◆ **WORK TO DO**:
From the listing below, extract each entry exactly as written, minus the images.

◆ **STORED DATA**:
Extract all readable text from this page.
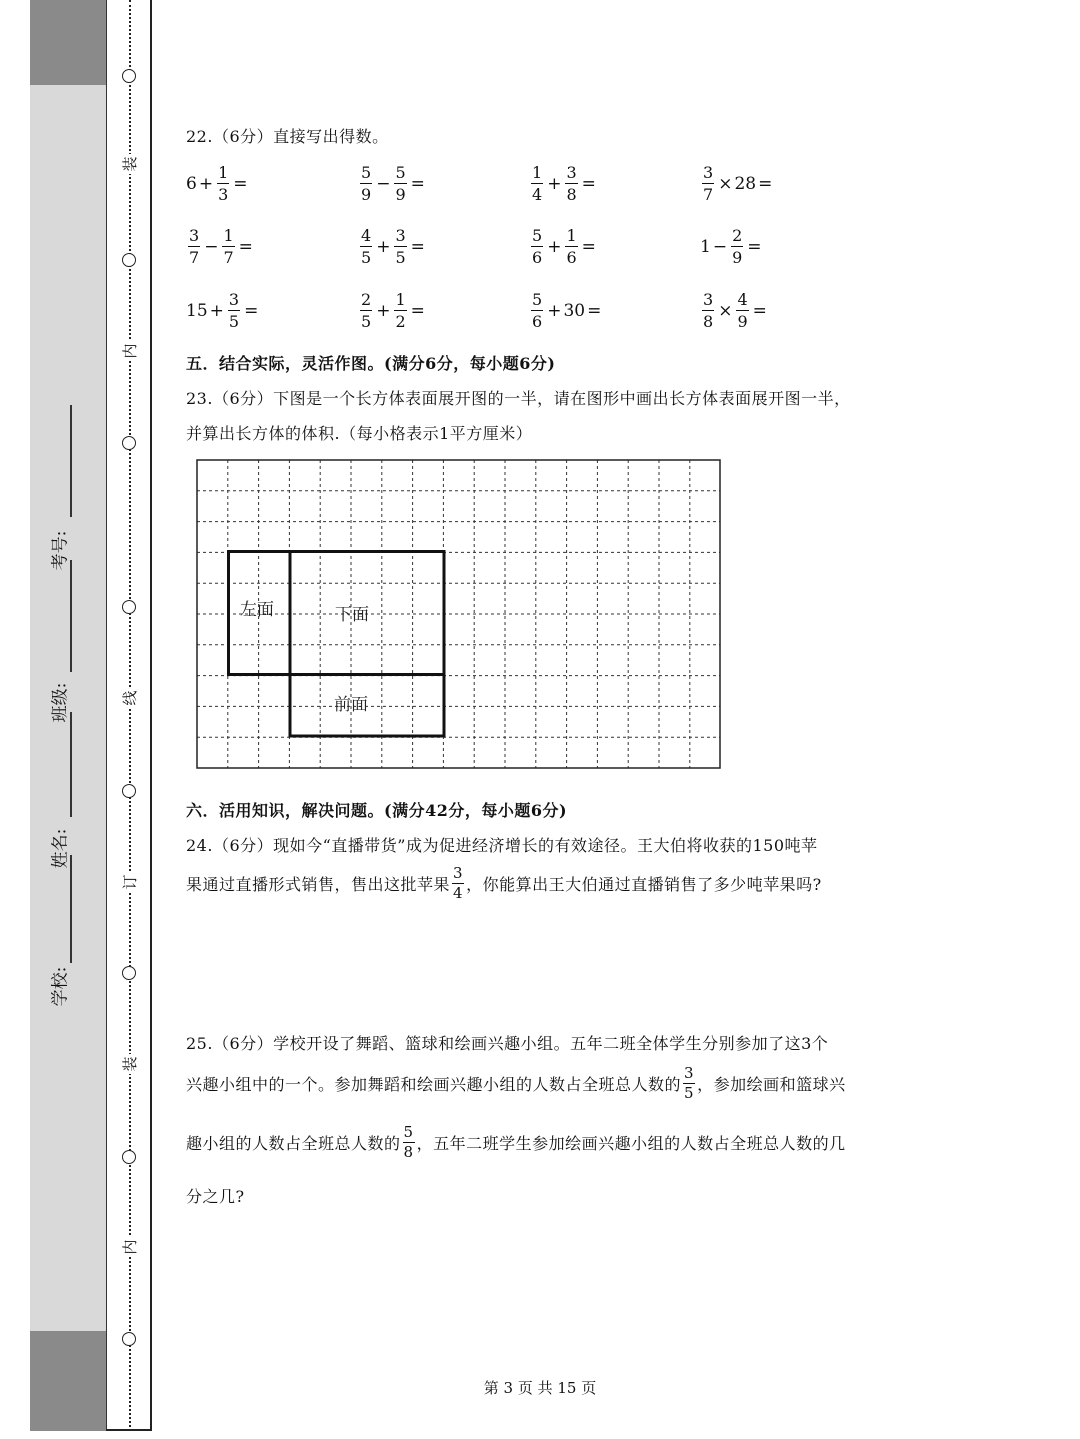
装
内
线
订
装
内
学校:
姓名:
班级:
考号:
22.（6分）直接写出得数。
$6 + \frac{1}{3}$ =	$\frac{5}{9} - \frac{5}{9}$ =	$\frac{1}{4} + \frac{3}{8}$ =	$\frac{3}{7} \times 28$ =
$\frac{3}{7} - \frac{1}{7}$ =	$\frac{4}{5} + \frac{3}{5}$ =	$\frac{5}{6} + \frac{1}{6}$ =	$1 - \frac{2}{9}$ =
$15 + \frac{3}{5}$ =	$\frac{2}{5} + \frac{1}{2}$ =	$\frac{5}{6} + 30$ =	$\frac{3}{8} \times \frac{4}{9}$ =
五．结合实际，灵活作图。(满分6分，每小题6分)
23.（6分）下图是一个长方体表面展开图的一半，请在图形中画出长方体表面展开图一半，
并算出长方体的体积.（每小格表示1平方厘米）
左面	下面
前面
六．活用知识，解决问题。(满分42分，每小题6分)
24.（6分）现如今“直播带货”成为促进经济增长的有效途径。王大伯将收获的150吨苹
果通过直播形式销售，售出这批苹果 $\frac{3}{4}$ ，你能算出王大伯通过直播销售了多少吨苹果吗?
25.（6分）学校开设了舞蹈、篮球和绘画兴趣小组。五年二班全体学生分别参加了这3个
兴趣小组中的一个。参加舞蹈和绘画兴趣小组的人数占全班总人数的 $\frac{3}{5}$ ，参加绘画和篮球兴
趣小组的人数占全班总人数的 $\frac{5}{8}$ ，五年二班学生参加绘画兴趣小组的人数占全班总人数的几
分之几?
第 3 页 共 15 页
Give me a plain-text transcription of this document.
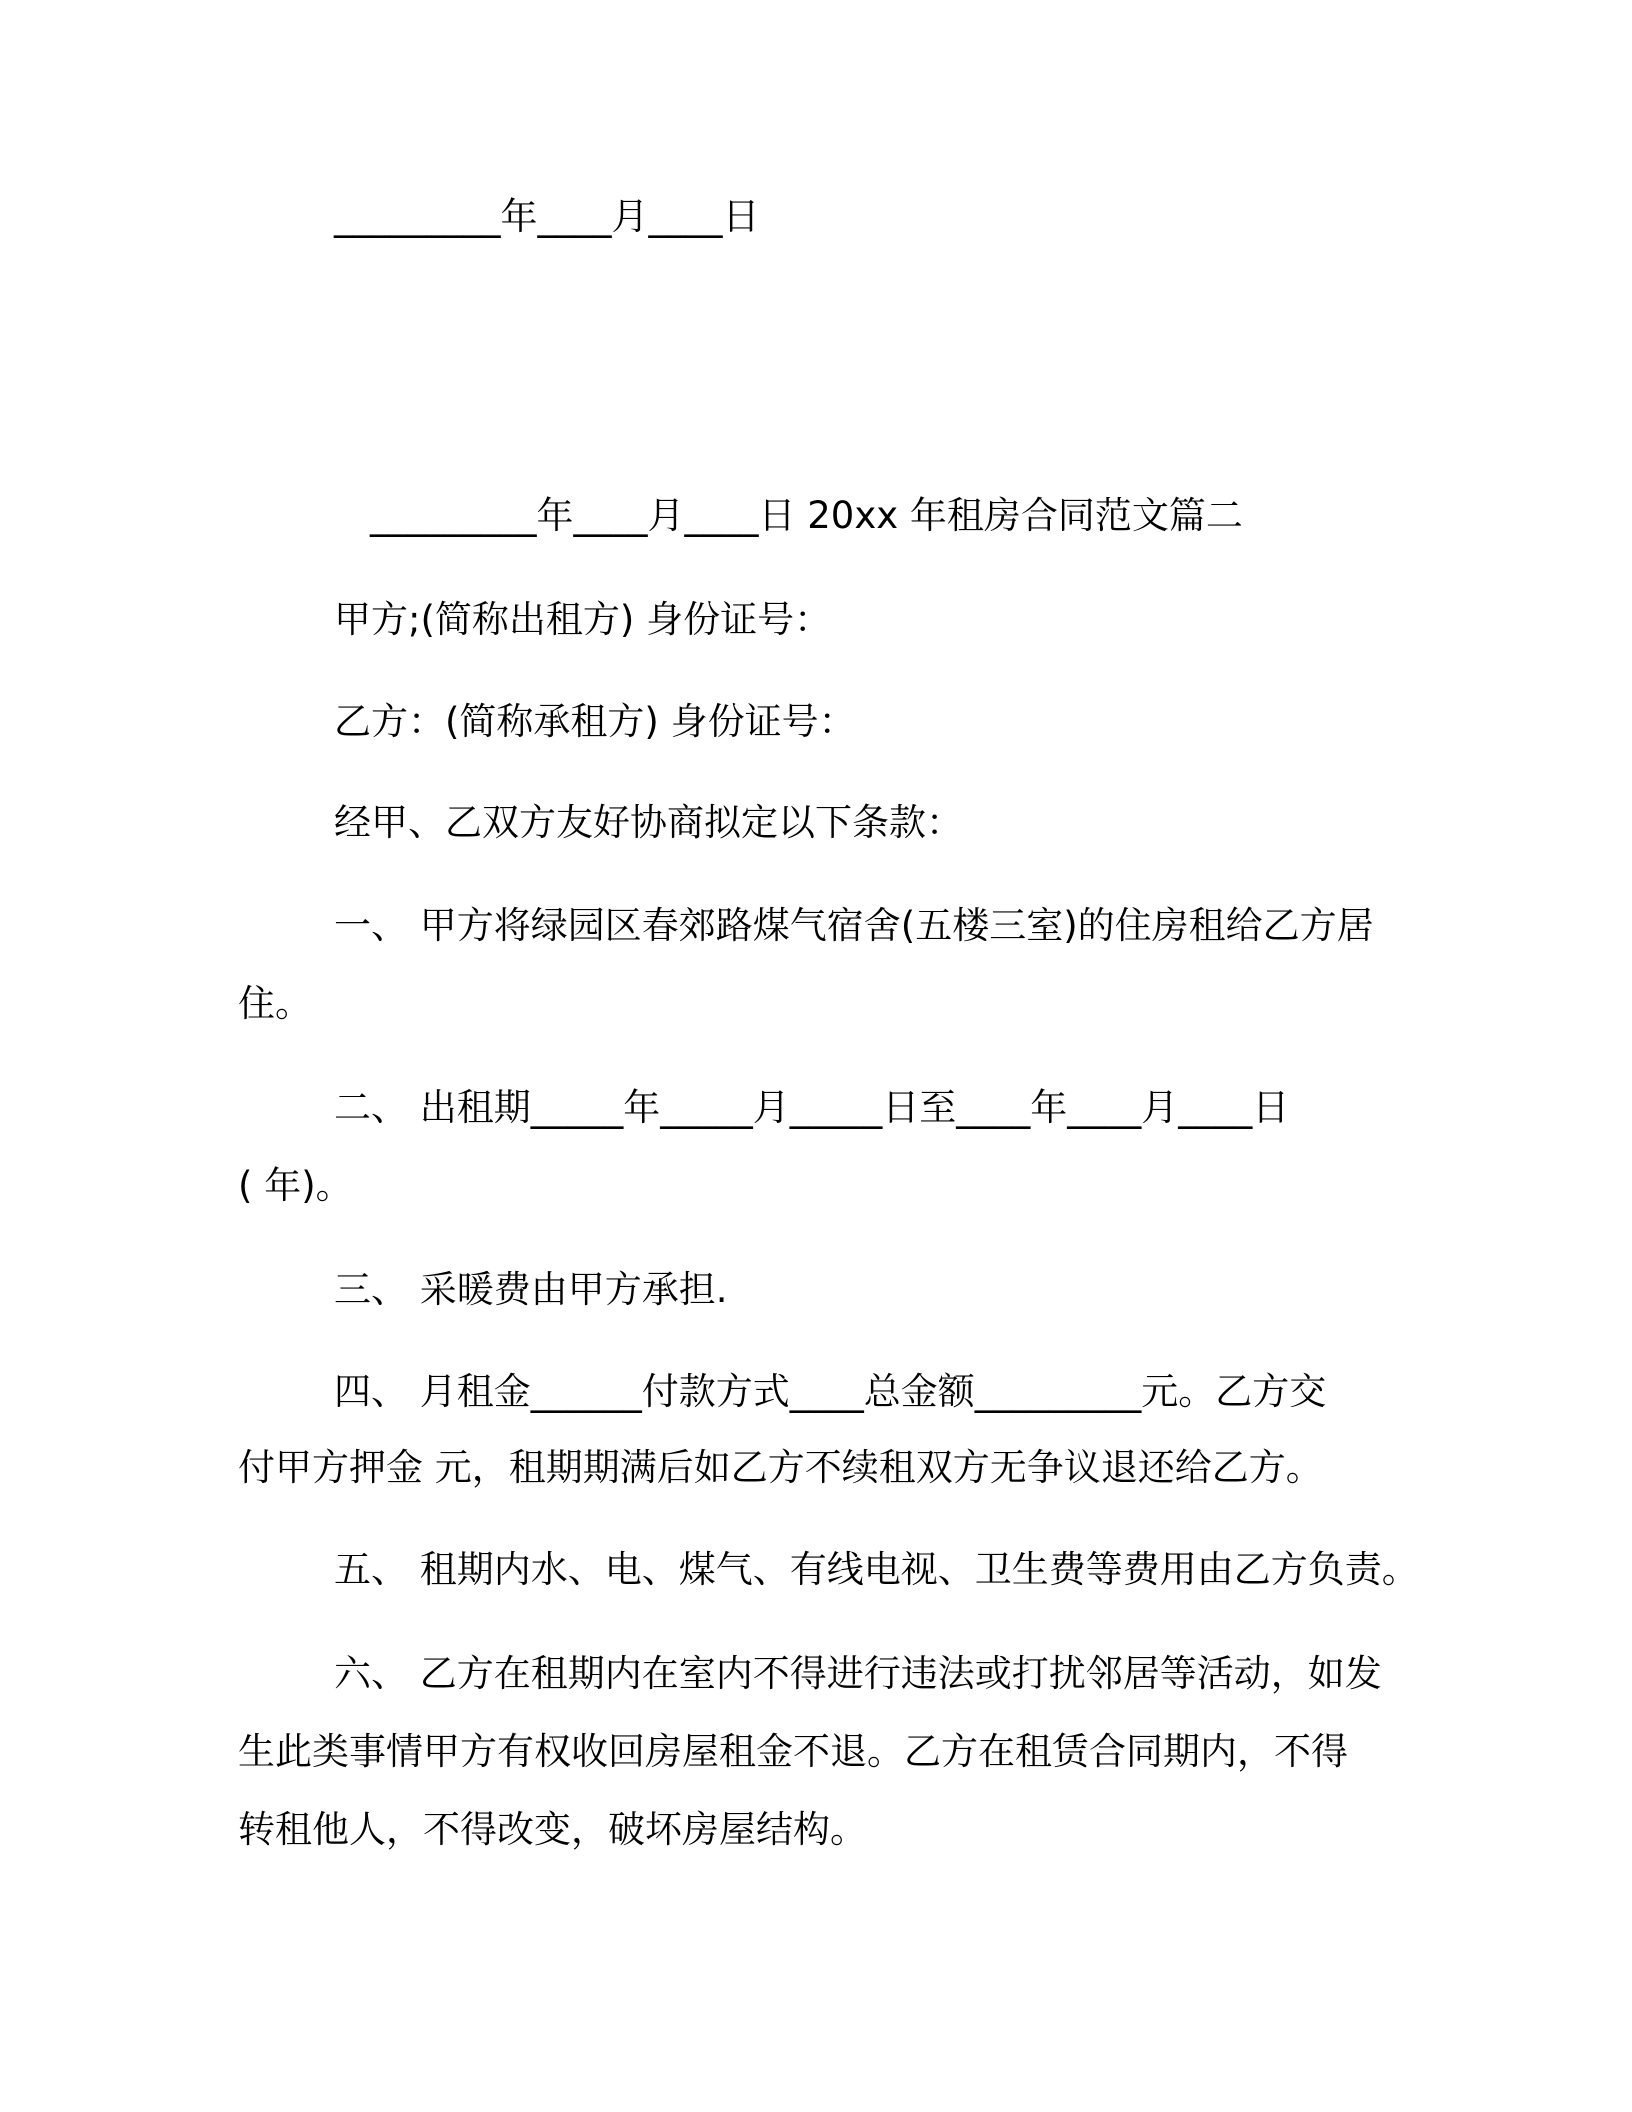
_________年____月____日
_________年____月____日 20xx 年租房合同范文篇二
甲方;(简称出租方) 身份证号：
乙方：(简称承租方) 身份证号：
经甲、乙双方友好协商拟定以下条款：
一、 甲方将绿园区春郊路煤气宿舍(五楼三室)的住房租给乙方居
住。
二、 出租期_____年_____月_____日至____年____月____日
( 年)。
三、 采暖费由甲方承担.
四、 月租金______付款方式____总金额_________元。乙方交
付甲方押金 元，租期期满后如乙方不续租双方无争议退还给乙方。
五、 租期内水、电、煤气、有线电视、卫生费等费用由乙方负责。
六、 乙方在租期内在室内不得进行违法或打扰邻居等活动，如发
生此类事情甲方有权收回房屋租金不退。乙方在租赁合同期内，不得
转租他人，不得改变，破坏房屋结构。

◆ **OUTPUT OF THE TASK**:
Extract all readable text from this page.
装
内
线
订
装
内
学校:
姓名:
班级:
考号:
22.（6分）直接写出得数。
$6 + \frac{1}{3}$ =	$\frac{5}{9} - \frac{5}{9}$ =	$\frac{1}{4} + \frac{3}{8}$ =	$\frac{3}{7} \times 28$ =
$\frac{3}{7} - \frac{1}{7}$ =	$\frac{4}{5} + \frac{3}{5}$ =	$\frac{5}{6} + \frac{1}{6}$ =	$1 - \frac{2}{9}$ =
$15 + \frac{3}{5}$ =	$\frac{2}{5} + \frac{1}{2}$ =	$\frac{5}{6} + 30$ =	$\frac{3}{8} \times \frac{4}{9}$ =
五．结合实际，灵活作图。(满分6分，每小题6分)
23.（6分）下图是一个长方体表面展开图的一半，请在图形中画出长方体表面展开图一半，
并算出长方体的体积.（每小格表示1平方厘米）
左面	下面
前面
六．活用知识，解决问题。(满分42分，每小题6分)
24.（6分）现如今“直播带货”成为促进经济增长的有效途径。王大伯将收获的150吨苹
果通过直播形式销售，售出这批苹果 $\frac{3}{4}$ ，你能算出王大伯通过直播销售了多少吨苹果吗?
25.（6分）学校开设了舞蹈、篮球和绘画兴趣小组。五年二班全体学生分别参加了这3个
兴趣小组中的一个。参加舞蹈和绘画兴趣小组的人数占全班总人数的 $\frac{3}{5}$ ，参加绘画和篮球兴
趣小组的人数占全班总人数的 $\frac{5}{8}$ ，五年二班学生参加绘画兴趣小组的人数占全班总人数的几
分之几?
第 3 页 共 15 页
Give me a plain-text transcription of this document.
_________年____月____日
_________年____月____日 20xx 年租房合同范文篇二
甲方;(简称出租方) 身份证号：
乙方：(简称承租方) 身份证号：
经甲、乙双方友好协商拟定以下条款：
一、 甲方将绿园区春郊路煤气宿舍(五楼三室)的住房租给乙方居
住。
二、 出租期_____年_____月_____日至____年____月____日
( 年)。
三、 采暖费由甲方承担.
四、 月租金______付款方式____总金额_________元。乙方交
付甲方押金 元，租期期满后如乙方不续租双方无争议退还给乙方。
五、 租期内水、电、煤气、有线电视、卫生费等费用由乙方负责。
六、 乙方在租期内在室内不得进行违法或打扰邻居等活动，如发
生此类事情甲方有权收回房屋租金不退。乙方在租赁合同期内，不得
转租他人，不得改变，破坏房屋结构。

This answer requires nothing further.